- Task material:
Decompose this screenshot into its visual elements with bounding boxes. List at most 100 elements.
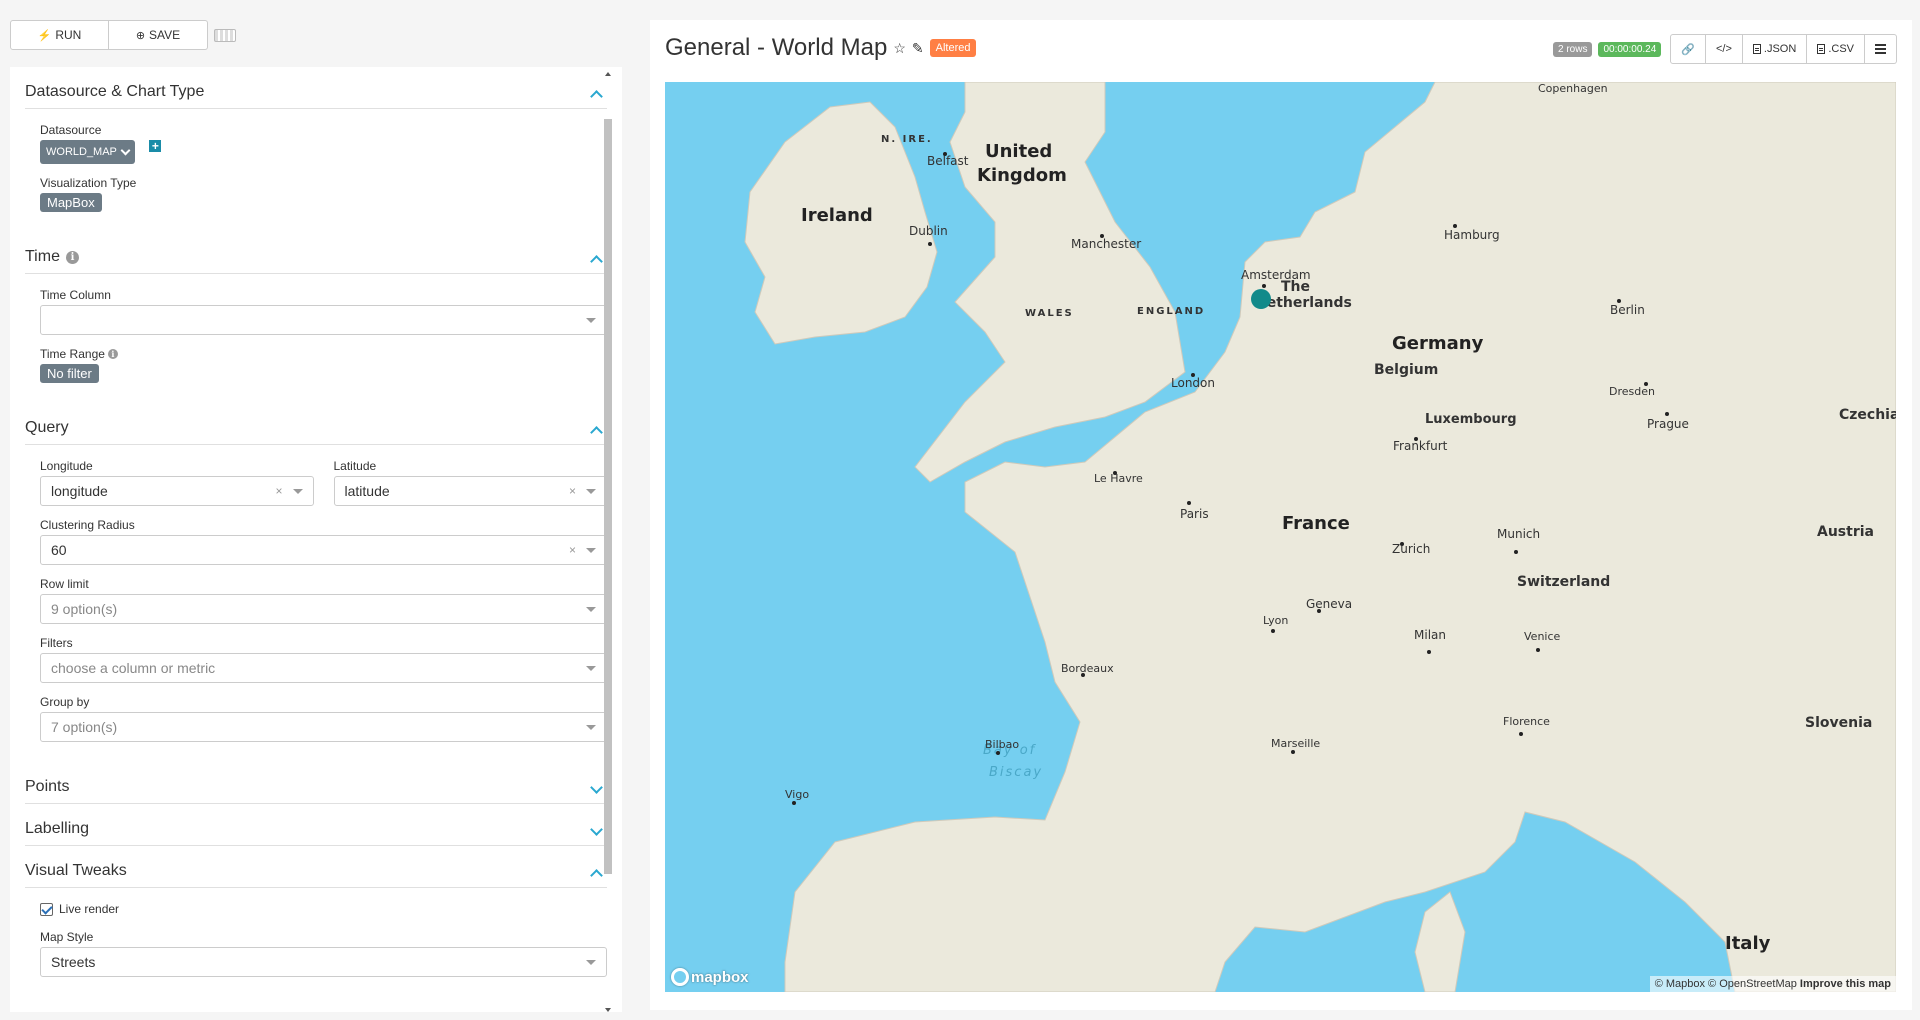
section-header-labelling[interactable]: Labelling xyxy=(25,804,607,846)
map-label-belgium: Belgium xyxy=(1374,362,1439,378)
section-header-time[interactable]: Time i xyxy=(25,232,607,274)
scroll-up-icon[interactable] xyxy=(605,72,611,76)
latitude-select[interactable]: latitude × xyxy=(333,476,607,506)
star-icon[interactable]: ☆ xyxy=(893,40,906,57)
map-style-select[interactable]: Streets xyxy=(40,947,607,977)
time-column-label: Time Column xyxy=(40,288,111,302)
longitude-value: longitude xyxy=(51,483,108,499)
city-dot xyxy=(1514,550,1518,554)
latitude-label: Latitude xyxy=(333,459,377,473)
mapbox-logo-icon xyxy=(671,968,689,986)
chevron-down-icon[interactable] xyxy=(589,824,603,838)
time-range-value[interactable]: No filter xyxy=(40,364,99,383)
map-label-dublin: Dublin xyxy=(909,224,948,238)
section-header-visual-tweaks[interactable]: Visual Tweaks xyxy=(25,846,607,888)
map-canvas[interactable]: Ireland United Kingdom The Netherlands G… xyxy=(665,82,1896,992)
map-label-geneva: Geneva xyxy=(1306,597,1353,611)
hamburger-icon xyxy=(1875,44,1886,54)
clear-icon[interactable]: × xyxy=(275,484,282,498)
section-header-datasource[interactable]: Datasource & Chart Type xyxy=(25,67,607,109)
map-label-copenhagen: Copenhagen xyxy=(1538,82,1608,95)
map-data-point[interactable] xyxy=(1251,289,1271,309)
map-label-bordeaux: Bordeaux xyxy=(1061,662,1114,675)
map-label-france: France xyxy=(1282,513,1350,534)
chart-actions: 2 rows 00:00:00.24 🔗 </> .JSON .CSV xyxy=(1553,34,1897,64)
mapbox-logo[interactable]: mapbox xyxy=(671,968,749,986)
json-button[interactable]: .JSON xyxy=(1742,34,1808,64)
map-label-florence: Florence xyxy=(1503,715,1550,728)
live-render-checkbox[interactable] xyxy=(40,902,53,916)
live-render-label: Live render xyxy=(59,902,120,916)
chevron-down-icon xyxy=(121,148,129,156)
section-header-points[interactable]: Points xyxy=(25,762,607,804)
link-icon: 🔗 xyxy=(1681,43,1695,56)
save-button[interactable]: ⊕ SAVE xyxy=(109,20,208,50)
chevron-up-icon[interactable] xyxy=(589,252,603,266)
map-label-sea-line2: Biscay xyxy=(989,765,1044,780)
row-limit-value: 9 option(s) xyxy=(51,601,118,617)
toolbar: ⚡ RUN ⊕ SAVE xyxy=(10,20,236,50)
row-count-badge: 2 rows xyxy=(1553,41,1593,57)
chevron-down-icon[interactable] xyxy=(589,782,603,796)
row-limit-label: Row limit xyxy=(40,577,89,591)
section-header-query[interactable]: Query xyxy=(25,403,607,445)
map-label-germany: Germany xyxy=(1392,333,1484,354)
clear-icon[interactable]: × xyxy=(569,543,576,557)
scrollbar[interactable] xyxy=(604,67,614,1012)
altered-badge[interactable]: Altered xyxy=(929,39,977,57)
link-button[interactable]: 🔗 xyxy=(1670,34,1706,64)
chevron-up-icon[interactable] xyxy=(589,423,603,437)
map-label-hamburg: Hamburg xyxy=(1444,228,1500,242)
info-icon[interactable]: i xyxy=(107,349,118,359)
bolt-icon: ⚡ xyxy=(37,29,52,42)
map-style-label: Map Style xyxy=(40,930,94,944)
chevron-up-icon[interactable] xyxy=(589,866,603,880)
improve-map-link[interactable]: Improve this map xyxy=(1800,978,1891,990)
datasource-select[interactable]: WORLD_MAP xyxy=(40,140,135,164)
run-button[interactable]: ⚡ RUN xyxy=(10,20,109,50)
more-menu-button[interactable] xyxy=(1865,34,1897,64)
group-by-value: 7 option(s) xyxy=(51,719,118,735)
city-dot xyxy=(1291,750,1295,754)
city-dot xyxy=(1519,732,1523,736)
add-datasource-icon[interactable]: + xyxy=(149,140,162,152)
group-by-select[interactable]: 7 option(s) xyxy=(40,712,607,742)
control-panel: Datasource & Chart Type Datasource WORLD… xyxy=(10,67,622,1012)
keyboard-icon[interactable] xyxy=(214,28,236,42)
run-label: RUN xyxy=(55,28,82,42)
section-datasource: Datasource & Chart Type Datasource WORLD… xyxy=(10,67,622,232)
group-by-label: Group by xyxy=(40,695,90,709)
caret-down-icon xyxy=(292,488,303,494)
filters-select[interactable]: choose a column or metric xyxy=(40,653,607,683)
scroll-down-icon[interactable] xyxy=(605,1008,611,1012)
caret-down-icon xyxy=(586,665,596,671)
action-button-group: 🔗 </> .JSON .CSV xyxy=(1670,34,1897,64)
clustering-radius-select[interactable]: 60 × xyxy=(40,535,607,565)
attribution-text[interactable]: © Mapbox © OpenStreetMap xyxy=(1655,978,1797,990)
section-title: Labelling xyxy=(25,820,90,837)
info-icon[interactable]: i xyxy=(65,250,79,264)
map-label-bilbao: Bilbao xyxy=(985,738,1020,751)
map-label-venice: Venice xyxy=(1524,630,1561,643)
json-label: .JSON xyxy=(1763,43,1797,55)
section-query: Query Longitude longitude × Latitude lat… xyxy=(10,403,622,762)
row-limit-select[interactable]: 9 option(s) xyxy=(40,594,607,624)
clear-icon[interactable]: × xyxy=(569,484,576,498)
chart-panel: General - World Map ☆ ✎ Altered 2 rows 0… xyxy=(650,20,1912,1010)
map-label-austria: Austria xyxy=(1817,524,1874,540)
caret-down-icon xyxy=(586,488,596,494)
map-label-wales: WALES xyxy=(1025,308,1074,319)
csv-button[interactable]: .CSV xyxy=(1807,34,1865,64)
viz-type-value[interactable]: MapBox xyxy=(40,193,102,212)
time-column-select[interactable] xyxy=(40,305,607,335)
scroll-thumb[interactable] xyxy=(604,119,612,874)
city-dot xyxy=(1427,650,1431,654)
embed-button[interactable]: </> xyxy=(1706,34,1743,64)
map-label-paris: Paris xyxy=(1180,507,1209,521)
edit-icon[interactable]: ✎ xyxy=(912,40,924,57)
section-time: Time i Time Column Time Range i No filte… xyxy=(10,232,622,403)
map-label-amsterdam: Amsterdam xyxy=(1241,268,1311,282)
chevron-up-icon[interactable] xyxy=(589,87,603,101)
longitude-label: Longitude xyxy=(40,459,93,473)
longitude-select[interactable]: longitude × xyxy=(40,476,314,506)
==
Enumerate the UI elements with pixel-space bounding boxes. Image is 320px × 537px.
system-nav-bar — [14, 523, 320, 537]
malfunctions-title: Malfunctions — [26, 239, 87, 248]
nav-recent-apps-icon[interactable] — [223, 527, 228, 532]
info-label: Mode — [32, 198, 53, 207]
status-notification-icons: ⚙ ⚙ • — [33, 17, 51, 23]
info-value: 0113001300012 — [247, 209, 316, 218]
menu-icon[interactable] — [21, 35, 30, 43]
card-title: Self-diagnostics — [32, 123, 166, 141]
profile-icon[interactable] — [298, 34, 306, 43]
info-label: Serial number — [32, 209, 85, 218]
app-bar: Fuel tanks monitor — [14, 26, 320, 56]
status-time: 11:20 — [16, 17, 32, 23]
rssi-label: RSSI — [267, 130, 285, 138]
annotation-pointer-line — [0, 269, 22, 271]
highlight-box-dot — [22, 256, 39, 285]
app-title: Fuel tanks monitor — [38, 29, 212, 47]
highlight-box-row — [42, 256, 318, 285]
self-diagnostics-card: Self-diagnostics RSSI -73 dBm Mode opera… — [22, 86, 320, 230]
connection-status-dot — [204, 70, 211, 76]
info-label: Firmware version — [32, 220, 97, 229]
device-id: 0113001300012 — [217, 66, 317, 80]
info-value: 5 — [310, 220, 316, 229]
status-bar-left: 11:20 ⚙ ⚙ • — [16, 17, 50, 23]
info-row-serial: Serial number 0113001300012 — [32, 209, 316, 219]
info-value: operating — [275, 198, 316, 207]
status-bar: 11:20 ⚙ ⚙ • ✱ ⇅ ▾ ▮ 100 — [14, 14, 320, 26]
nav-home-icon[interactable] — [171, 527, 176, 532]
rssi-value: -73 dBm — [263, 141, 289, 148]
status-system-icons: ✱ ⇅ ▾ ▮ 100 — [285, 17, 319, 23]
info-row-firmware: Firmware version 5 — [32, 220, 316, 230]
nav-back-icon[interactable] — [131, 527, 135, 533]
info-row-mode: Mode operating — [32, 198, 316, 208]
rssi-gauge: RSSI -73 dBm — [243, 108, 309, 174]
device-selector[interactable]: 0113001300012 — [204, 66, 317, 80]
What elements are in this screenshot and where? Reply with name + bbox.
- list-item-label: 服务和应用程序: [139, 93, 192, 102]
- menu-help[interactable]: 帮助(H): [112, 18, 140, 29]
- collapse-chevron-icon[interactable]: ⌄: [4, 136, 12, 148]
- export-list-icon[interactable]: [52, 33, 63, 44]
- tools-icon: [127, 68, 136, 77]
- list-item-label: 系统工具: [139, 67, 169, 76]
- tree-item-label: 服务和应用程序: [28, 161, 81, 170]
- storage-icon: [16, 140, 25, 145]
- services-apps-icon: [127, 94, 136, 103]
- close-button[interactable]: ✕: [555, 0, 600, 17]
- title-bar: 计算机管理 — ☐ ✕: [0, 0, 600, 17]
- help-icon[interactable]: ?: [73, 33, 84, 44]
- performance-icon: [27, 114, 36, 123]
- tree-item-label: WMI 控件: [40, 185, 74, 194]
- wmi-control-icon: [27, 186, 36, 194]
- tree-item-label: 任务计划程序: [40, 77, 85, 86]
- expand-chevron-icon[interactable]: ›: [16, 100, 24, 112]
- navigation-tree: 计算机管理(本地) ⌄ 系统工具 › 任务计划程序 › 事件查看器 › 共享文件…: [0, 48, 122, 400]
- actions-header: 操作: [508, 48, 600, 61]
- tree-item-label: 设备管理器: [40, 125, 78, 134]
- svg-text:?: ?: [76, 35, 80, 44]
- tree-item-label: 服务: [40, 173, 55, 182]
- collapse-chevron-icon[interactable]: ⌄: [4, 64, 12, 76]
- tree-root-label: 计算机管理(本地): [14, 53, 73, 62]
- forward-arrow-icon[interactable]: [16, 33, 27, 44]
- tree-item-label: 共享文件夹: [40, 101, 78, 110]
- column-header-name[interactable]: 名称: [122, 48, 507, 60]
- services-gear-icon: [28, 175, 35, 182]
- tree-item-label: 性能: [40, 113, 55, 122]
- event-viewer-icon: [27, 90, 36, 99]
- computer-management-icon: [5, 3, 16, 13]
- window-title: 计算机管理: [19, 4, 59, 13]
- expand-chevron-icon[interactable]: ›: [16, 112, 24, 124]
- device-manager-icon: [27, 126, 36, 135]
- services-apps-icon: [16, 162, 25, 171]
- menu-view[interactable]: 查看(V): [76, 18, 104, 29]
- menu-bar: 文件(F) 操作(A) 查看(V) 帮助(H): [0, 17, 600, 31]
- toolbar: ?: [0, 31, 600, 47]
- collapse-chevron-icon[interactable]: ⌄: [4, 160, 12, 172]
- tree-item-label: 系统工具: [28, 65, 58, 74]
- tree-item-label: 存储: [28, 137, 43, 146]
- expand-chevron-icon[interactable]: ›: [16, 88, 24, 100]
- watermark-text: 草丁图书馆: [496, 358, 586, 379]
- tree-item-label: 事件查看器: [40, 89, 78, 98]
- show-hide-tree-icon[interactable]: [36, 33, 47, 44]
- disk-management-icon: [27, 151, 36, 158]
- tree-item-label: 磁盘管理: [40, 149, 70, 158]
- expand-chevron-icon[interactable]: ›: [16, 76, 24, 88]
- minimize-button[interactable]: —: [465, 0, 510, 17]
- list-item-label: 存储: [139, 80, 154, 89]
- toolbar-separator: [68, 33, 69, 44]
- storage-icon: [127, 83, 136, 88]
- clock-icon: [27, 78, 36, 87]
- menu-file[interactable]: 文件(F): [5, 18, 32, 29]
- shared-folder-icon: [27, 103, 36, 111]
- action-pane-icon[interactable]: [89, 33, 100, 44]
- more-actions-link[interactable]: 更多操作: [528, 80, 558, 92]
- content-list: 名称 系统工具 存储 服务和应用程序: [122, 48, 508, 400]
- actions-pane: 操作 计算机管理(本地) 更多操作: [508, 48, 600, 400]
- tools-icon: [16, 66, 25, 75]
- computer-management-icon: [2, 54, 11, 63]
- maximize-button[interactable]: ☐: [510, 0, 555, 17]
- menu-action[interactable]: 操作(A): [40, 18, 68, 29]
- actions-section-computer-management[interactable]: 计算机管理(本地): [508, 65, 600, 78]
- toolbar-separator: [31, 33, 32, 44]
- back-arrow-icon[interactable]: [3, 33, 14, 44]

- Directions for this task:
Please reproduce the rows between the lines holding "Enumerate the UI" and "menu-icon[interactable] — [21, 35, 30, 43]", inclusive, without any change.

- Correct answer:
Enumerate the UI elements with pixel-space bounding boxes. Image is 320px × 537px.
system-nav-bar — [14, 523, 320, 537]
malfunctions-title: Malfunctions — [26, 239, 87, 248]
nav-recent-apps-icon[interactable] — [223, 527, 228, 532]
info-label: Mode — [32, 198, 53, 207]
status-notification-icons: ⚙ ⚙ • — [33, 17, 51, 23]
info-value: 0113001300012 — [247, 209, 316, 218]
menu-icon[interactable] — [21, 35, 30, 43]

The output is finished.